• _Given exercise_
Find the string "name" in the listing and report every line that has it.

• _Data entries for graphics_
━━━━

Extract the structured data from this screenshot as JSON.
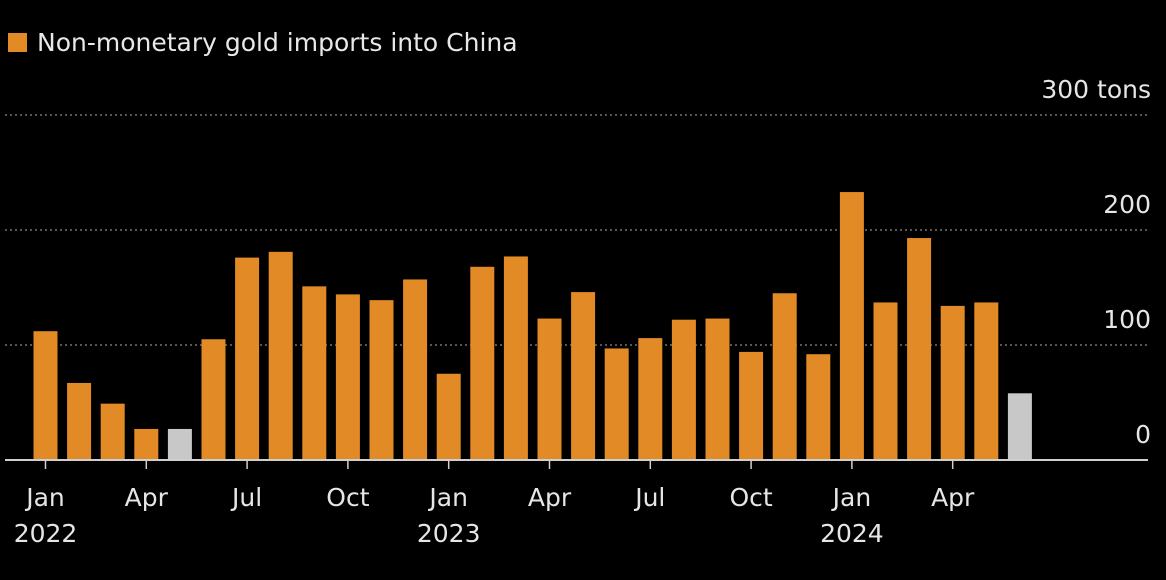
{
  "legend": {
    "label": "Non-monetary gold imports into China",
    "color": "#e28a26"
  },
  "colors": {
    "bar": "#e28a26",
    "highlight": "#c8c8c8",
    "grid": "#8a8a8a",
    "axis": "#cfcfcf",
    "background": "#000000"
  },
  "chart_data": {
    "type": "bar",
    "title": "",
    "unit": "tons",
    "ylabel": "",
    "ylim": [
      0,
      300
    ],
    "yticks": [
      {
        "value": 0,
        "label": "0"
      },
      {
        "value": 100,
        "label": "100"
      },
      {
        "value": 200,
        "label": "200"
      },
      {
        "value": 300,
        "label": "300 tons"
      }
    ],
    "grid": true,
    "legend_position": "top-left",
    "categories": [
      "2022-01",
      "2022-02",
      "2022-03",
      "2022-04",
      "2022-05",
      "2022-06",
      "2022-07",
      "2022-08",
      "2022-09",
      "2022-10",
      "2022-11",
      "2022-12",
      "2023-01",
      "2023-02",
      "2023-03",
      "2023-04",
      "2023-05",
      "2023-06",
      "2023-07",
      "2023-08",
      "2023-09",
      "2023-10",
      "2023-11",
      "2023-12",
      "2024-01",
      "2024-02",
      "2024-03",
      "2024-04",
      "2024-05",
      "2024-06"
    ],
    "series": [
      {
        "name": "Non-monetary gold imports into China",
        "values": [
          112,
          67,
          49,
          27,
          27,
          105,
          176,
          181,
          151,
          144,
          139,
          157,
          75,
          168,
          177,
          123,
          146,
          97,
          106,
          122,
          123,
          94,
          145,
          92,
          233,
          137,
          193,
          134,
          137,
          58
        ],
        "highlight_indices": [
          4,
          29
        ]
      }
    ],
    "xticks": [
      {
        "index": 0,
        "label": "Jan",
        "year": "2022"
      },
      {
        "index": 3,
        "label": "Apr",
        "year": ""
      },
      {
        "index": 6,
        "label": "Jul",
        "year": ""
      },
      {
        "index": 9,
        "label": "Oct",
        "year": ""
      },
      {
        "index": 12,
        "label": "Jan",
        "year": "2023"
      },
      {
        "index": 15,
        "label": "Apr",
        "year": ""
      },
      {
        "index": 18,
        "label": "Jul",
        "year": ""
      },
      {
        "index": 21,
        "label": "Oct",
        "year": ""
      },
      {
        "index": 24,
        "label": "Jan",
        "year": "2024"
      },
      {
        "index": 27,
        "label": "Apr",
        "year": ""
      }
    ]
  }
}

━━━━

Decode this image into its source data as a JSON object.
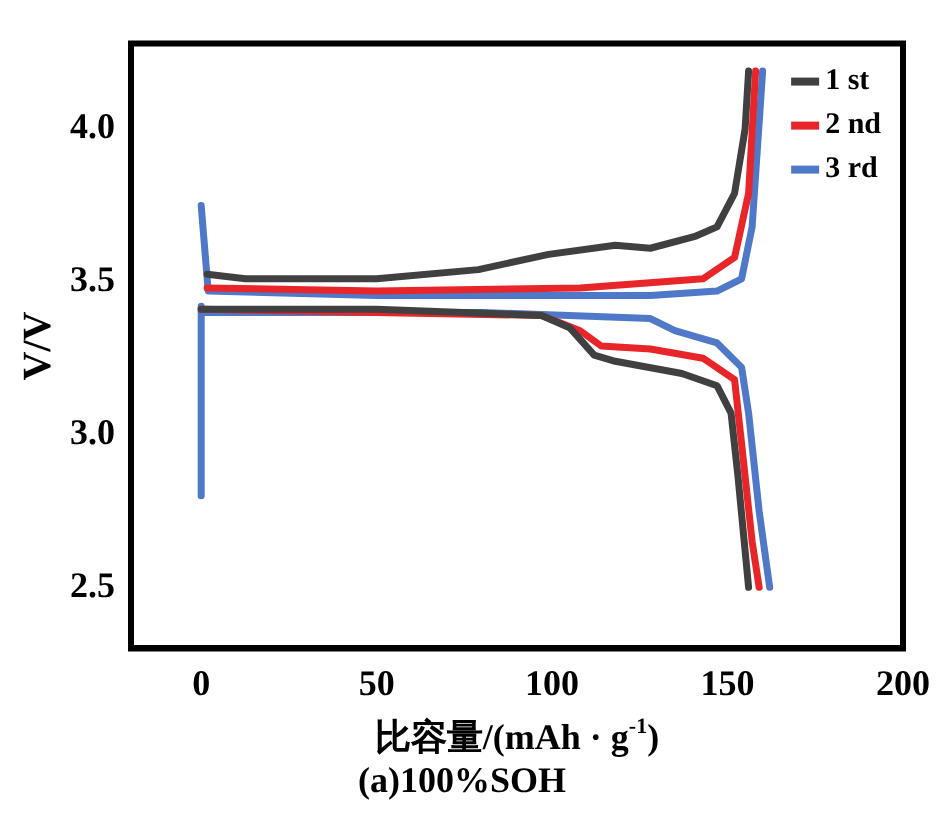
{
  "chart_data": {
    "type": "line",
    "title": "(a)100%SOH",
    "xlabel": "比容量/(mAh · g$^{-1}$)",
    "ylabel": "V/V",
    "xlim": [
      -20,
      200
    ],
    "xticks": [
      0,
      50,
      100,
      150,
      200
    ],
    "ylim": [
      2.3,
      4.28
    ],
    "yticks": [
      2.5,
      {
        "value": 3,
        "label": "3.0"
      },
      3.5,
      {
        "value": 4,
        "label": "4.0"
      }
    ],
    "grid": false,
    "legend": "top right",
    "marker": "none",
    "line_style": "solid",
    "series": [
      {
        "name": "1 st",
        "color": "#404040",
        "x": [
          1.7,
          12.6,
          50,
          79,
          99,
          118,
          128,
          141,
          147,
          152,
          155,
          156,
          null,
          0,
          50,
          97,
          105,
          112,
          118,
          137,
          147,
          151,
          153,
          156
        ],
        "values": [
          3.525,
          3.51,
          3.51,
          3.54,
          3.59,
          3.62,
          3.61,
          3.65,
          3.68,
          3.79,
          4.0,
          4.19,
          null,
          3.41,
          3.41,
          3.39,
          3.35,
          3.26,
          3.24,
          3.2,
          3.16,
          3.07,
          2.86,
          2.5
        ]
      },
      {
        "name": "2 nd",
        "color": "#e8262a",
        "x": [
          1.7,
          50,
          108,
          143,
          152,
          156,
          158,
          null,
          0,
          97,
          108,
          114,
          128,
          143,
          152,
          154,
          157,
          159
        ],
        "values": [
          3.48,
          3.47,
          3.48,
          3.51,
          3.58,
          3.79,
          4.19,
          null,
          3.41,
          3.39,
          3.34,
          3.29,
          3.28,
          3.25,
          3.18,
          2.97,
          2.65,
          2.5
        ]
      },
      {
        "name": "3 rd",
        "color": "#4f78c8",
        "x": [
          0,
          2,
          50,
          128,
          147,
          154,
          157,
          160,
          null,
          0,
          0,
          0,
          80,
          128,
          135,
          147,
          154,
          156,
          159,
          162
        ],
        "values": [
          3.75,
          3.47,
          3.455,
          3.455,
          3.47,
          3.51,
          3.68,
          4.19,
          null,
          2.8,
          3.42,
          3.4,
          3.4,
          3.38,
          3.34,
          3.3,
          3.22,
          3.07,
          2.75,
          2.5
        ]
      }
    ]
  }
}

━━━━

• _Solution to this problem_
        "name": "Non-monetary gold imports into China",
        "name": "1 st",
        "name": "2 nd",
        "name": "3 rd",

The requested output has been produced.